(Data excerpts)
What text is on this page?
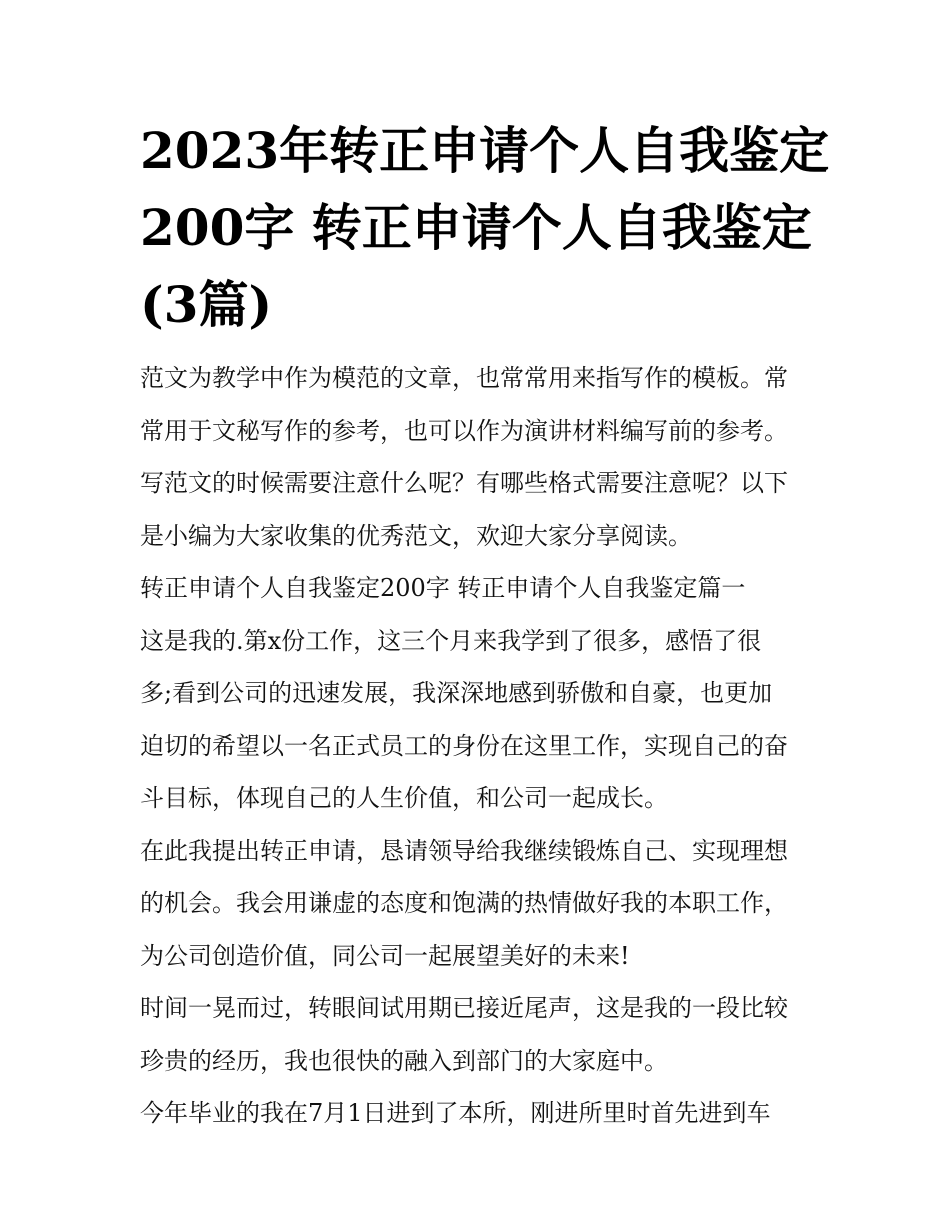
2023年转正申请个人自我鉴定
200字 转正申请个人自我鉴定
(3篇)
范文为教学中作为模范的文章，也常常用来指写作的模板。常
常用于文秘写作的参考，也可以作为演讲材料编写前的参考。
写范文的时候需要注意什么呢？有哪些格式需要注意呢？以下
是小编为大家收集的优秀范文，欢迎大家分享阅读。
转正申请个人自我鉴定200字 转正申请个人自我鉴定篇一
这是我的.第x份工作，这三个月来我学到了很多，感悟了很
多;看到公司的迅速发展，我深深地感到骄傲和自豪，也更加
迫切的希望以一名正式员工的身份在这里工作，实现自己的奋
斗目标，体现自己的人生价值，和公司一起成长。
在此我提出转正申请，恳请领导给我继续锻炼自己、实现理想
的机会。我会用谦虚的态度和饱满的热情做好我的本职工作，
为公司创造价值，同公司一起展望美好的未来!
时间一晃而过，转眼间试用期已接近尾声，这是我的一段比较
珍贵的经历，我也很快的融入到部门的大家庭中。
今年毕业的我在7月1日进到了本所，刚进所里时首先进到车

**Given problem**
In your copy, repeat each record exactly and include no pictures.

**Written response**
What text is on this page?
2023年转正申请个人自我鉴定
200字 转正申请个人自我鉴定
(3篇)
范文为教学中作为模范的文章，也常常用来指写作的模板。常
常用于文秘写作的参考，也可以作为演讲材料编写前的参考。
写范文的时候需要注意什么呢？有哪些格式需要注意呢？以下
是小编为大家收集的优秀范文，欢迎大家分享阅读。
转正申请个人自我鉴定200字 转正申请个人自我鉴定篇一
这是我的.第x份工作，这三个月来我学到了很多，感悟了很
多;看到公司的迅速发展，我深深地感到骄傲和自豪，也更加
迫切的希望以一名正式员工的身份在这里工作，实现自己的奋
斗目标，体现自己的人生价值，和公司一起成长。
在此我提出转正申请，恳请领导给我继续锻炼自己、实现理想
的机会。我会用谦虚的态度和饱满的热情做好我的本职工作，
为公司创造价值，同公司一起展望美好的未来!
时间一晃而过，转眼间试用期已接近尾声，这是我的一段比较
珍贵的经历，我也很快的融入到部门的大家庭中。
今年毕业的我在7月1日进到了本所，刚进所里时首先进到车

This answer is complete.